---------- MATERIAL FOR THIS EXERCISE

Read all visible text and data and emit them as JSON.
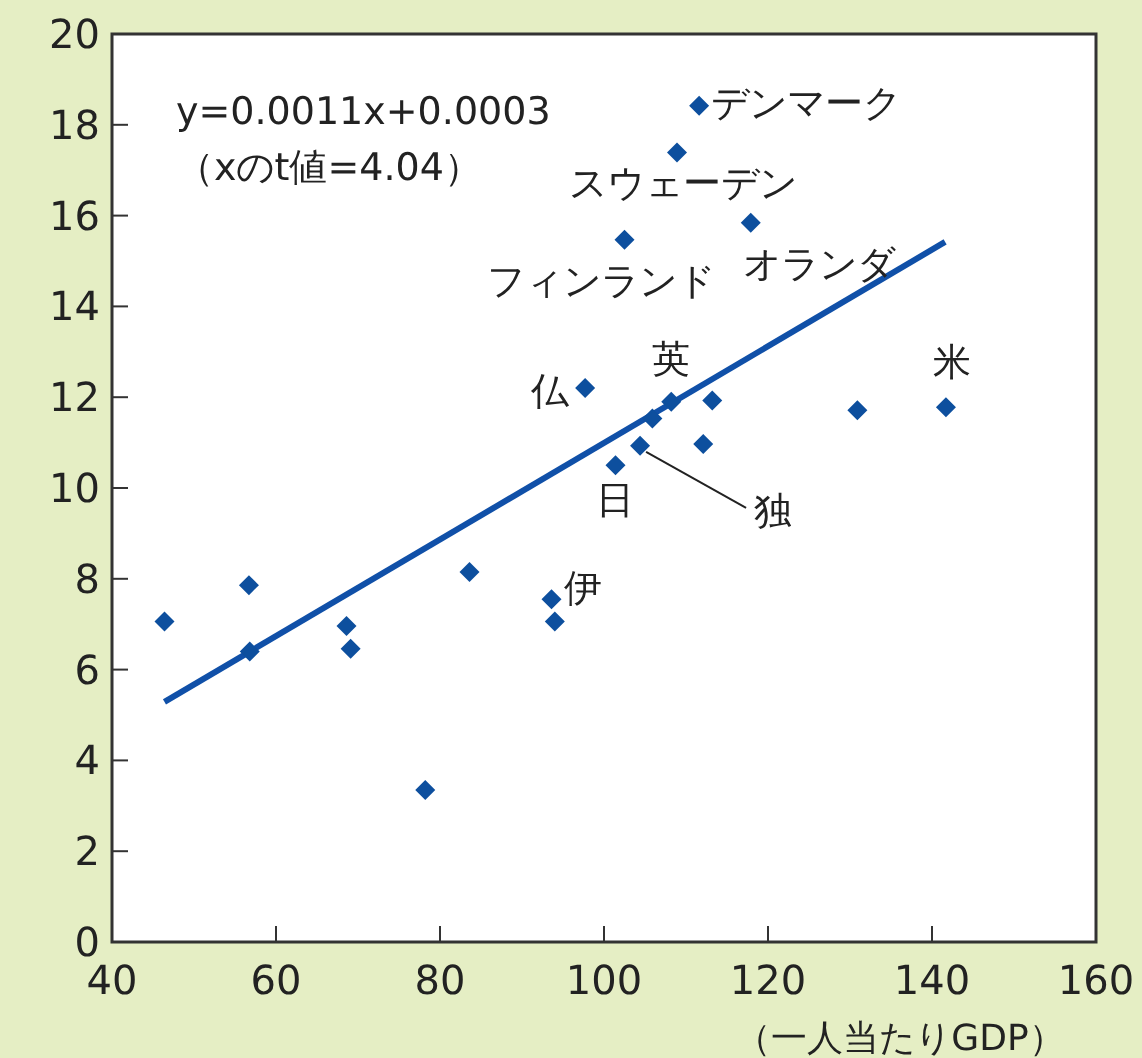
{
  "chart_data": {
    "type": "scatter",
    "xlabel": "（一人当たりGDP）",
    "xlim": [
      40,
      160
    ],
    "xticks": [
      40,
      60,
      80,
      100,
      120,
      140,
      160
    ],
    "ylim": [
      0,
      20
    ],
    "yticks": [
      0,
      2,
      4,
      6,
      8,
      10,
      12,
      14,
      16,
      18,
      20
    ],
    "grid": false,
    "series": [
      {
        "marker": "diamond",
        "color": "#0d4f9e",
        "x": [
          46.4,
          56.7,
          56.8,
          68.6,
          69.1,
          78.2,
          83.6,
          93.6,
          94.0,
          97.7,
          101.4,
          102.5,
          111.6,
          108.9,
          117.9,
          108.2,
          105.9,
          104.4,
          113.2,
          112.1,
          130.9,
          141.7
        ],
        "values": [
          7.06,
          7.86,
          6.4,
          6.96,
          6.46,
          3.35,
          8.15,
          7.55,
          7.06,
          12.2,
          10.5,
          15.47,
          18.42,
          17.39,
          15.84,
          11.9,
          11.53,
          10.93,
          11.93,
          10.97,
          11.71,
          11.78
        ]
      },
      {
        "type": "line",
        "marker": "none",
        "color": "#1050a8",
        "x": [
          46.4,
          141.6
        ],
        "values": [
          5.29,
          15.42
        ]
      }
    ],
    "annotations": [
      "y=0.0011x+0.0003",
      "（xのt値=4.04）",
      {
        "text": "デンマーク",
        "x": 111.6,
        "y": 18.42
      },
      {
        "text": "スウェーデン",
        "x": 108.9,
        "y": 17.39
      },
      {
        "text": "フィンランド",
        "x": 102.5,
        "y": 15.47
      },
      {
        "text": "オランダ",
        "x": 117.9,
        "y": 15.84
      },
      {
        "text": "仏",
        "x": 97.7,
        "y": 12.2
      },
      {
        "text": "英",
        "x": 108.2,
        "y": 11.9
      },
      {
        "text": "日",
        "x": 101.4,
        "y": 10.5
      },
      {
        "text": "独",
        "x": 104.4,
        "y": 10.93
      },
      {
        "text": "伊",
        "x": 93.6,
        "y": 7.55
      },
      {
        "text": "米",
        "x": 141.7,
        "y": 11.78
      }
    ]
  }
}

--------------------

WHAT IS BEING ASKED: What is needed is an exact reproduction of the data, pictures excluded.

EXERCISE RESPONSE:
Read all visible text and data and emit them as JSON.
{
  "chart_data": {
    "type": "scatter",
    "xlabel": "（一人当たりGDP）",
    "xlim": [
      40,
      160
    ],
    "xticks": [
      40,
      60,
      80,
      100,
      120,
      140,
      160
    ],
    "ylim": [
      0,
      20
    ],
    "yticks": [
      0,
      2,
      4,
      6,
      8,
      10,
      12,
      14,
      16,
      18,
      20
    ],
    "grid": false,
    "series": [
      {
        "marker": "diamond",
        "color": "#0d4f9e",
        "x": [
          46.4,
          56.7,
          56.8,
          68.6,
          69.1,
          78.2,
          83.6,
          93.6,
          94.0,
          97.7,
          101.4,
          102.5,
          111.6,
          108.9,
          117.9,
          108.2,
          105.9,
          104.4,
          113.2,
          112.1,
          130.9,
          141.7
        ],
        "values": [
          7.06,
          7.86,
          6.4,
          6.96,
          6.46,
          3.35,
          8.15,
          7.55,
          7.06,
          12.2,
          10.5,
          15.47,
          18.42,
          17.39,
          15.84,
          11.9,
          11.53,
          10.93,
          11.93,
          10.97,
          11.71,
          11.78
        ]
      },
      {
        "type": "line",
        "marker": "none",
        "color": "#1050a8",
        "x": [
          46.4,
          141.6
        ],
        "values": [
          5.29,
          15.42
        ]
      }
    ],
    "annotations": [
      "y=0.0011x+0.0003",
      "（xのt値=4.04）",
      {
        "text": "デンマーク",
        "x": 111.6,
        "y": 18.42
      },
      {
        "text": "スウェーデン",
        "x": 108.9,
        "y": 17.39
      },
      {
        "text": "フィンランド",
        "x": 102.5,
        "y": 15.47
      },
      {
        "text": "オランダ",
        "x": 117.9,
        "y": 15.84
      },
      {
        "text": "仏",
        "x": 97.7,
        "y": 12.2
      },
      {
        "text": "英",
        "x": 108.2,
        "y": 11.9
      },
      {
        "text": "日",
        "x": 101.4,
        "y": 10.5
      },
      {
        "text": "独",
        "x": 104.4,
        "y": 10.93
      },
      {
        "text": "伊",
        "x": 93.6,
        "y": 7.55
      },
      {
        "text": "米",
        "x": 141.7,
        "y": 11.78
      }
    ]
  }
}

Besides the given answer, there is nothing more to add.